→ **RECORDS PROVIDED**:
____

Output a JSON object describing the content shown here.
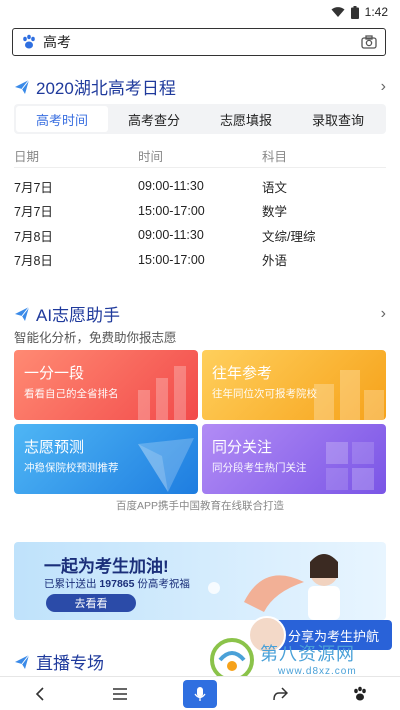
{
  "status": {
    "time": "1:42"
  },
  "search": {
    "query": "高考"
  },
  "schedule_section": {
    "title": "2020湖北高考日程",
    "tabs": [
      "高考时间",
      "高考查分",
      "志愿填报",
      "录取查询"
    ],
    "active_tab": 0,
    "headers": [
      "日期",
      "时间",
      "科目"
    ],
    "rows": [
      [
        "7月7日",
        "09:00-11:30",
        "语文"
      ],
      [
        "7月7日",
        "15:00-17:00",
        "数学"
      ],
      [
        "7月8日",
        "09:00-11:30",
        "文综/理综"
      ],
      [
        "7月8日",
        "15:00-17:00",
        "外语"
      ]
    ]
  },
  "ai_section": {
    "title": "AI志愿助手",
    "subtitle": "智能化分析，免费助你报志愿",
    "cards": [
      {
        "title": "一分一段",
        "sub": "看看自己的全省排名"
      },
      {
        "title": "往年参考",
        "sub": "往年同位次可报考院校"
      },
      {
        "title": "志愿预测",
        "sub": "冲稳保院校预测推荐"
      },
      {
        "title": "同分关注",
        "sub": "同分段考生热门关注"
      }
    ],
    "footnote": "百度APP携手中国教育在线联合打造"
  },
  "banner": {
    "title": "一起为考生加油!",
    "sub_prefix": "已累计送出",
    "count": "197865",
    "sub_suffix": "份高考祝福",
    "button": "去看看"
  },
  "live_section": {
    "title": "直播专场"
  },
  "share_chip": {
    "label": "分享为考生护航"
  },
  "watermark": {
    "name": "第八资源网",
    "url": "www.d8xz.com"
  },
  "colors": {
    "accent": "#2f6fe0",
    "title": "#1f3a9c"
  }
}
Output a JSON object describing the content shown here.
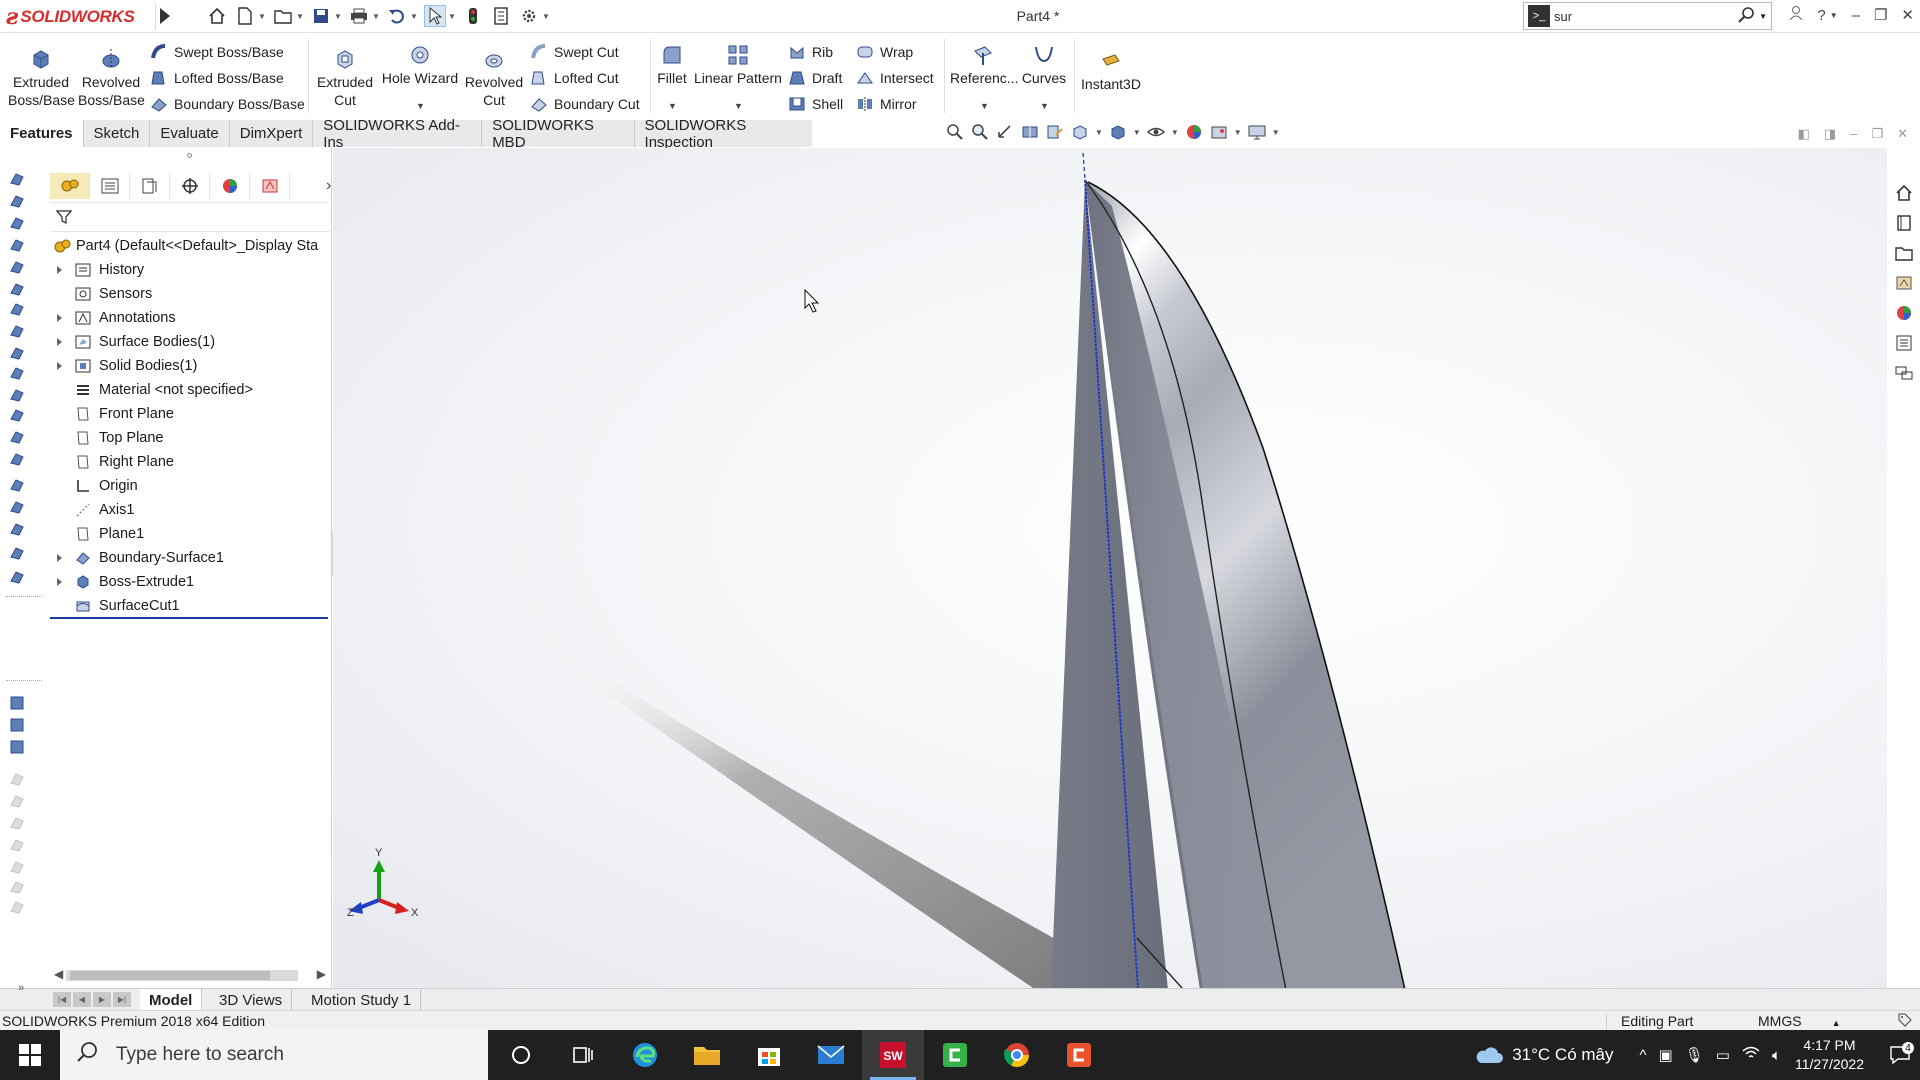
{
  "app": {
    "brand": "SOLIDWORKS",
    "document_title": "Part4 *",
    "search_value": "sur"
  },
  "ribbon": {
    "extruded_boss": [
      "Extruded",
      "Boss/Base"
    ],
    "revolved_boss": [
      "Revolved",
      "Boss/Base"
    ],
    "swept_boss": "Swept Boss/Base",
    "lofted_boss": "Lofted Boss/Base",
    "boundary_boss": "Boundary Boss/Base",
    "extruded_cut": [
      "Extruded",
      "Cut"
    ],
    "hole_wizard": "Hole Wizard",
    "revolved_cut": [
      "Revolved",
      "Cut"
    ],
    "swept_cut": "Swept Cut",
    "lofted_cut": "Lofted Cut",
    "boundary_cut": "Boundary Cut",
    "fillet": "Fillet",
    "linear_pattern": "Linear Pattern",
    "rib": "Rib",
    "draft": "Draft",
    "shell": "Shell",
    "wrap": "Wrap",
    "intersect": "Intersect",
    "mirror": "Mirror",
    "reference": "Referenc...",
    "curves": "Curves",
    "instant3d": "Instant3D"
  },
  "tabs": [
    "Features",
    "Sketch",
    "Evaluate",
    "DimXpert",
    "SOLIDWORKS Add-Ins",
    "SOLIDWORKS MBD",
    "SOLIDWORKS Inspection"
  ],
  "tree": {
    "root": "Part4  (Default<<Default>_Display Sta",
    "items": [
      "History",
      "Sensors",
      "Annotations",
      "Surface Bodies(1)",
      "Solid Bodies(1)",
      "Material <not specified>",
      "Front Plane",
      "Top Plane",
      "Right Plane",
      "Origin",
      "Axis1",
      "Plane1",
      "Boundary-Surface1",
      "Boss-Extrude1",
      "SurfaceCut1"
    ]
  },
  "viewport": {
    "triad": {
      "x": "X",
      "y": "Y",
      "z": "Z"
    },
    "colors": {
      "body_dark": "#6f7380",
      "body_mid": "#8c909c",
      "edge_blue": "#1d2fcf",
      "shadow": "#a5a5a8"
    }
  },
  "bottom_tabs": [
    "Model",
    "3D Views",
    "Motion Study 1"
  ],
  "status": {
    "edition": "SOLIDWORKS Premium 2018 x64 Edition",
    "mode": "Editing Part",
    "units": "MMGS"
  },
  "taskbar": {
    "search_placeholder": "Type here to search",
    "weather": "31°C  Có mây",
    "time": "4:17 PM",
    "date": "11/27/2022",
    "notifications": "4"
  }
}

____

→ **WORK TO DO**: Reproduce the entries above exactly. Do not include the images.

→ **CORRECT ANSWER**:
Output a JSON object describing the content shown here.
{
  "status": {
    "time": "1:42"
  },
  "search": {
    "query": "高考"
  },
  "schedule_section": {
    "title": "2020湖北高考日程",
    "tabs": [
      "高考时间",
      "高考查分",
      "志愿填报",
      "录取查询"
    ],
    "active_tab": 0,
    "headers": [
      "日期",
      "时间",
      "科目"
    ],
    "rows": [
      [
        "7月7日",
        "09:00-11:30",
        "语文"
      ],
      [
        "7月7日",
        "15:00-17:00",
        "数学"
      ],
      [
        "7月8日",
        "09:00-11:30",
        "文综/理综"
      ],
      [
        "7月8日",
        "15:00-17:00",
        "外语"
      ]
    ]
  },
  "ai_section": {
    "title": "AI志愿助手",
    "subtitle": "智能化分析，免费助你报志愿",
    "cards": [
      {
        "title": "一分一段",
        "sub": "看看自己的全省排名"
      },
      {
        "title": "往年参考",
        "sub": "往年同位次可报考院校"
      },
      {
        "title": "志愿预测",
        "sub": "冲稳保院校预测推荐"
      },
      {
        "title": "同分关注",
        "sub": "同分段考生热门关注"
      }
    ],
    "footnote": "百度APP携手中国教育在线联合打造"
  },
  "banner": {
    "title": "一起为考生加油!",
    "sub_prefix": "已累计送出",
    "count": "197865",
    "sub_suffix": "份高考祝福",
    "button": "去看看"
  },
  "live_section": {
    "title": "直播专场"
  },
  "share_chip": {
    "label": "分享为考生护航"
  },
  "watermark": {
    "name": "第八资源网",
    "url": "www.d8xz.com"
  },
  "colors": {
    "accent": "#2f6fe0",
    "title": "#1f3a9c"
  }
}
Output a JSON object describing the content shown here.
{
  "app": {
    "brand": "SOLIDWORKS",
    "document_title": "Part4 *",
    "search_value": "sur"
  },
  "ribbon": {
    "extruded_boss": [
      "Extruded",
      "Boss/Base"
    ],
    "revolved_boss": [
      "Revolved",
      "Boss/Base"
    ],
    "swept_boss": "Swept Boss/Base",
    "lofted_boss": "Lofted Boss/Base",
    "boundary_boss": "Boundary Boss/Base",
    "extruded_cut": [
      "Extruded",
      "Cut"
    ],
    "hole_wizard": "Hole Wizard",
    "revolved_cut": [
      "Revolved",
      "Cut"
    ],
    "swept_cut": "Swept Cut",
    "lofted_cut": "Lofted Cut",
    "boundary_cut": "Boundary Cut",
    "fillet": "Fillet",
    "linear_pattern": "Linear Pattern",
    "rib": "Rib",
    "draft": "Draft",
    "shell": "Shell",
    "wrap": "Wrap",
    "intersect": "Intersect",
    "mirror": "Mirror",
    "reference": "Referenc...",
    "curves": "Curves",
    "instant3d": "Instant3D"
  },
  "tabs": [
    "Features",
    "Sketch",
    "Evaluate",
    "DimXpert",
    "SOLIDWORKS Add-Ins",
    "SOLIDWORKS MBD",
    "SOLIDWORKS Inspection"
  ],
  "tree": {
    "root": "Part4  (Default<<Default>_Display Sta",
    "items": [
      "History",
      "Sensors",
      "Annotations",
      "Surface Bodies(1)",
      "Solid Bodies(1)",
      "Material <not specified>",
      "Front Plane",
      "Top Plane",
      "Right Plane",
      "Origin",
      "Axis1",
      "Plane1",
      "Boundary-Surface1",
      "Boss-Extrude1",
      "SurfaceCut1"
    ]
  },
  "viewport": {
    "triad": {
      "x": "X",
      "y": "Y",
      "z": "Z"
    },
    "colors": {
      "body_dark": "#6f7380",
      "body_mid": "#8c909c",
      "edge_blue": "#1d2fcf",
      "shadow": "#a5a5a8"
    }
  },
  "bottom_tabs": [
    "Model",
    "3D Views",
    "Motion Study 1"
  ],
  "status": {
    "edition": "SOLIDWORKS Premium 2018 x64 Edition",
    "mode": "Editing Part",
    "units": "MMGS"
  },
  "taskbar": {
    "search_placeholder": "Type here to search",
    "weather": "31°C  Có mây",
    "time": "4:17 PM",
    "date": "11/27/2022",
    "notifications": "4"
  }
}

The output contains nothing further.